— The request —
Quote the rows from the start through the line containing "data-point <box>299 243 309 253</box>", including that line, copying them without any change.

Region annotation rows:
[BEGIN]

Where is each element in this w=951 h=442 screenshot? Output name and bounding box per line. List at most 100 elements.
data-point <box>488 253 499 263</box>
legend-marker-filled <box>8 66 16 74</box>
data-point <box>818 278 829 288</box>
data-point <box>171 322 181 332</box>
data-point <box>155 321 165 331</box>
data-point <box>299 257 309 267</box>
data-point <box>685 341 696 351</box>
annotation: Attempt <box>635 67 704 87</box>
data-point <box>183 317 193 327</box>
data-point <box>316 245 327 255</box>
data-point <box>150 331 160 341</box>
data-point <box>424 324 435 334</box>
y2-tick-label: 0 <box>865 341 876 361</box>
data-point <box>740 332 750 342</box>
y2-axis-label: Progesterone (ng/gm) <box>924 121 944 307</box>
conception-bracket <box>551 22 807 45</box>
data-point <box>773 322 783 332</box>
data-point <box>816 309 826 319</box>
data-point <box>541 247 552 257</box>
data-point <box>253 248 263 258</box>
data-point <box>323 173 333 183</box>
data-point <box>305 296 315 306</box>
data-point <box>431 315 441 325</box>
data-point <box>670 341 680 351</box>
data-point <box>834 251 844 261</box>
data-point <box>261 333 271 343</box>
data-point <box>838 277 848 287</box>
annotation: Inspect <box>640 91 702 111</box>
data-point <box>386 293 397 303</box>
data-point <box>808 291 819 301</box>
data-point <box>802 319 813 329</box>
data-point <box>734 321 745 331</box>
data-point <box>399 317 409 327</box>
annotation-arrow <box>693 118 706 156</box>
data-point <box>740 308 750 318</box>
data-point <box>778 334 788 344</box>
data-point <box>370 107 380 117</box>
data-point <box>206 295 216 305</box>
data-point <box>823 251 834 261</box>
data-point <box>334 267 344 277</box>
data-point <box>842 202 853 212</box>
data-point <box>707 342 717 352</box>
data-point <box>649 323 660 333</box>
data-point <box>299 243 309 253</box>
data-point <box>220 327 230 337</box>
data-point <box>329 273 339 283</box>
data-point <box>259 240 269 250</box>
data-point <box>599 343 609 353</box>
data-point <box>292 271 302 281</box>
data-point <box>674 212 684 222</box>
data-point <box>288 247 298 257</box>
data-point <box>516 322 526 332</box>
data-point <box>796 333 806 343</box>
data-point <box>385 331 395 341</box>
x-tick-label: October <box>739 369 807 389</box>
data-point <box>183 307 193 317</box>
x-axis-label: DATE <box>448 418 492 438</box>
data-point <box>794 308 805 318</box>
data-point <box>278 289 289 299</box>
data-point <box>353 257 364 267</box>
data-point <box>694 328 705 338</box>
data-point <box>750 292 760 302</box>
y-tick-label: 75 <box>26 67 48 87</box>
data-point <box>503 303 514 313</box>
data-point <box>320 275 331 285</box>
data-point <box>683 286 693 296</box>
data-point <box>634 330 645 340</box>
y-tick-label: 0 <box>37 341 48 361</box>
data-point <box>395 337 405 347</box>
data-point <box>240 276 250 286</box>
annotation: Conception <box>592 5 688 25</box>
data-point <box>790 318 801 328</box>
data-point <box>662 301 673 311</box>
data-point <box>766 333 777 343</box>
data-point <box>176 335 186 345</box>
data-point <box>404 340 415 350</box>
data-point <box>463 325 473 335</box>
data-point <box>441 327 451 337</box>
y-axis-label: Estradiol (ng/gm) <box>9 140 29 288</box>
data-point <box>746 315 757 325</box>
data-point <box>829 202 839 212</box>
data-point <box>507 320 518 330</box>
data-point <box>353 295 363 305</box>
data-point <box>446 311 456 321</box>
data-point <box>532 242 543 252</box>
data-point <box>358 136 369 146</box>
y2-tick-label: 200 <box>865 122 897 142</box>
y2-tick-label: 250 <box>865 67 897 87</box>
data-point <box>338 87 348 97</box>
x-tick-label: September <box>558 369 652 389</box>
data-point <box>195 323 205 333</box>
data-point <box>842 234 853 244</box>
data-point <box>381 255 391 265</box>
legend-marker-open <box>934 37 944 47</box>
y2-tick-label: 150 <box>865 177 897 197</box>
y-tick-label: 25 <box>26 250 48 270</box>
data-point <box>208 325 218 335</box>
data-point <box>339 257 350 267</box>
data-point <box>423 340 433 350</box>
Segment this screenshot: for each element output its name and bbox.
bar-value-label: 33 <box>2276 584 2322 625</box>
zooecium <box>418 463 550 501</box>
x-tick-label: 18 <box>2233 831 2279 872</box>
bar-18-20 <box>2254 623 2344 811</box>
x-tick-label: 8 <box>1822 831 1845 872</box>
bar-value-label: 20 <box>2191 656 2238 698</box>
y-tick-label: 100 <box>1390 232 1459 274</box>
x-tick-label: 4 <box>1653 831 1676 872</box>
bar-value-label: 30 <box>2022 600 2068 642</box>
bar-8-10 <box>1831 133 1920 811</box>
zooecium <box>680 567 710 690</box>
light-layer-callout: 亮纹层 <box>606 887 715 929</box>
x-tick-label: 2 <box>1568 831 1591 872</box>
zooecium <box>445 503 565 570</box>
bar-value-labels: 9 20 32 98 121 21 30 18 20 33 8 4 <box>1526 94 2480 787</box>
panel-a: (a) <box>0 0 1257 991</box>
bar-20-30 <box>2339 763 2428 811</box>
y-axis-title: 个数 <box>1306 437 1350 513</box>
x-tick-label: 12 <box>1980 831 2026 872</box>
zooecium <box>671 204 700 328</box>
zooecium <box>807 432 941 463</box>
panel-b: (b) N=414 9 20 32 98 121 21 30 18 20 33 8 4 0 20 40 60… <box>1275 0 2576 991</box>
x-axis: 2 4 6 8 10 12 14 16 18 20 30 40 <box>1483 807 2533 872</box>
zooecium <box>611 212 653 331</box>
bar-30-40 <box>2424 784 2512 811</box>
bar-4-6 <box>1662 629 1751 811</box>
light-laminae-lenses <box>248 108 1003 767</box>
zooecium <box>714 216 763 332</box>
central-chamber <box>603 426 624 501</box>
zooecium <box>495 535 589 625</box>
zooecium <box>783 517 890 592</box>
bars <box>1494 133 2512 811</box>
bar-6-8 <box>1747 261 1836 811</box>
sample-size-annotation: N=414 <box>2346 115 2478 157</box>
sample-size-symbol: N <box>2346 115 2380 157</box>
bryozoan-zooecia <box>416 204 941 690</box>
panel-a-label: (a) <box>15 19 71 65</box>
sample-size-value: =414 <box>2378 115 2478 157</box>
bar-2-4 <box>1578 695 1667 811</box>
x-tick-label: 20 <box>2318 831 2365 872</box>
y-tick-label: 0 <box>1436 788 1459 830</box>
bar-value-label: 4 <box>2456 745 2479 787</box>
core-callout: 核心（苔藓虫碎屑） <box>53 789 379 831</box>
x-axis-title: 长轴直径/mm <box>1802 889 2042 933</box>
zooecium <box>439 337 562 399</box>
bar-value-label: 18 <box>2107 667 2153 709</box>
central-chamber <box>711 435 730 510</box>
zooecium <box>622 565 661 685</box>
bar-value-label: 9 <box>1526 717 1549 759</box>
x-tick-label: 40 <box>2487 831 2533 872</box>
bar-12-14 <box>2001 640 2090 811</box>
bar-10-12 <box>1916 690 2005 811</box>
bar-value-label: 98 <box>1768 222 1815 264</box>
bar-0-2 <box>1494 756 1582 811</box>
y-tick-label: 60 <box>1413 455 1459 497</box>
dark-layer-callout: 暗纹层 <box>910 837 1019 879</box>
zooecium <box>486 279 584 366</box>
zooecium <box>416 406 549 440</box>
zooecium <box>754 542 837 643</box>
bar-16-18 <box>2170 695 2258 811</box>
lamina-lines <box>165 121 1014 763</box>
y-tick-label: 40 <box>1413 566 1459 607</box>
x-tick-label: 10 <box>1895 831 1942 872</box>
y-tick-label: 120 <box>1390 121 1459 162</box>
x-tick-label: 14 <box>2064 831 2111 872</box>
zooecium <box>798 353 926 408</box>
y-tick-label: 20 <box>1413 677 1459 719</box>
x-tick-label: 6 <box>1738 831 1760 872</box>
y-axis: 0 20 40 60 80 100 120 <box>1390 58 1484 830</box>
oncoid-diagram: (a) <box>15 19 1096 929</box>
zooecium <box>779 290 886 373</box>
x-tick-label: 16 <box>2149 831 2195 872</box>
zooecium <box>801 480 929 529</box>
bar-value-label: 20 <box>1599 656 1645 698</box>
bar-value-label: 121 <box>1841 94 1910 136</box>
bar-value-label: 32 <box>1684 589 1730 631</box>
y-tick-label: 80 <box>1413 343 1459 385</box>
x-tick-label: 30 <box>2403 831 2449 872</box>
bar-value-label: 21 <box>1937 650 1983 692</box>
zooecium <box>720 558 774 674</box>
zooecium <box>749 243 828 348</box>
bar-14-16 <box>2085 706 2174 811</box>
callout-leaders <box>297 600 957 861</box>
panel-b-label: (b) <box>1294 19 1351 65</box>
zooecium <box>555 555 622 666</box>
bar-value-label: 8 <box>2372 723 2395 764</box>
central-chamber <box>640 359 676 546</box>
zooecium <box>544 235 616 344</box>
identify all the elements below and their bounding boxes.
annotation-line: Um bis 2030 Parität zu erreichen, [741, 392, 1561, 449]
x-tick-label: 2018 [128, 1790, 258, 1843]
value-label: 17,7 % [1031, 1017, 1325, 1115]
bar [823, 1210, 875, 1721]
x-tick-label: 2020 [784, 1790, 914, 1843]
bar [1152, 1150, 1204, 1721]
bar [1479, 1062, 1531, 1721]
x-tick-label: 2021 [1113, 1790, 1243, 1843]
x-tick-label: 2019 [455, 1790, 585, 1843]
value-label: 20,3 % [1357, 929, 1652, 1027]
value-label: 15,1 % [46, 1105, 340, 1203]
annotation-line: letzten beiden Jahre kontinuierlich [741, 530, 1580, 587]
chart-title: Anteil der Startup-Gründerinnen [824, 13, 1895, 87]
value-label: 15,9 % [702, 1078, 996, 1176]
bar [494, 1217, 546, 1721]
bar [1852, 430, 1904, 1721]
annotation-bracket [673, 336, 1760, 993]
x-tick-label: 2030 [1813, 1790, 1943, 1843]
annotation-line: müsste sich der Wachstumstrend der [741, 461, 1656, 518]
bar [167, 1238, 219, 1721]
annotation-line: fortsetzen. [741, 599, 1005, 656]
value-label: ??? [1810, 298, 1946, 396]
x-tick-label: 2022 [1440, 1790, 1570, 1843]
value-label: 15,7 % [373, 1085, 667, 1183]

[END]

— Solution for this exercise —
Where is each element in this w=951 h=442 screenshot? Output name and bounding box per line. List at most 100 elements.
data-point <box>488 253 499 263</box>
legend-marker-filled <box>8 66 16 74</box>
data-point <box>818 278 829 288</box>
data-point <box>171 322 181 332</box>
data-point <box>155 321 165 331</box>
data-point <box>299 257 309 267</box>
data-point <box>685 341 696 351</box>
annotation: Attempt <box>635 67 704 87</box>
data-point <box>183 317 193 327</box>
data-point <box>316 245 327 255</box>
data-point <box>150 331 160 341</box>
data-point <box>424 324 435 334</box>
y2-tick-label: 0 <box>865 341 876 361</box>
data-point <box>740 332 750 342</box>
y2-axis-label: Progesterone (ng/gm) <box>924 121 944 307</box>
conception-bracket <box>551 22 807 45</box>
data-point <box>773 322 783 332</box>
data-point <box>816 309 826 319</box>
data-point <box>541 247 552 257</box>
data-point <box>253 248 263 258</box>
data-point <box>323 173 333 183</box>
data-point <box>305 296 315 306</box>
data-point <box>431 315 441 325</box>
data-point <box>670 341 680 351</box>
data-point <box>834 251 844 261</box>
data-point <box>261 333 271 343</box>
data-point <box>838 277 848 287</box>
annotation: Inspect <box>640 91 702 111</box>
data-point <box>386 293 397 303</box>
data-point <box>808 291 819 301</box>
data-point <box>802 319 813 329</box>
data-point <box>734 321 745 331</box>
data-point <box>399 317 409 327</box>
annotation-arrow <box>693 118 706 156</box>
data-point <box>740 308 750 318</box>
data-point <box>778 334 788 344</box>
data-point <box>370 107 380 117</box>
data-point <box>206 295 216 305</box>
data-point <box>823 251 834 261</box>
data-point <box>334 267 344 277</box>
data-point <box>842 202 853 212</box>
data-point <box>707 342 717 352</box>
data-point <box>649 323 660 333</box>
data-point <box>299 243 309 253</box>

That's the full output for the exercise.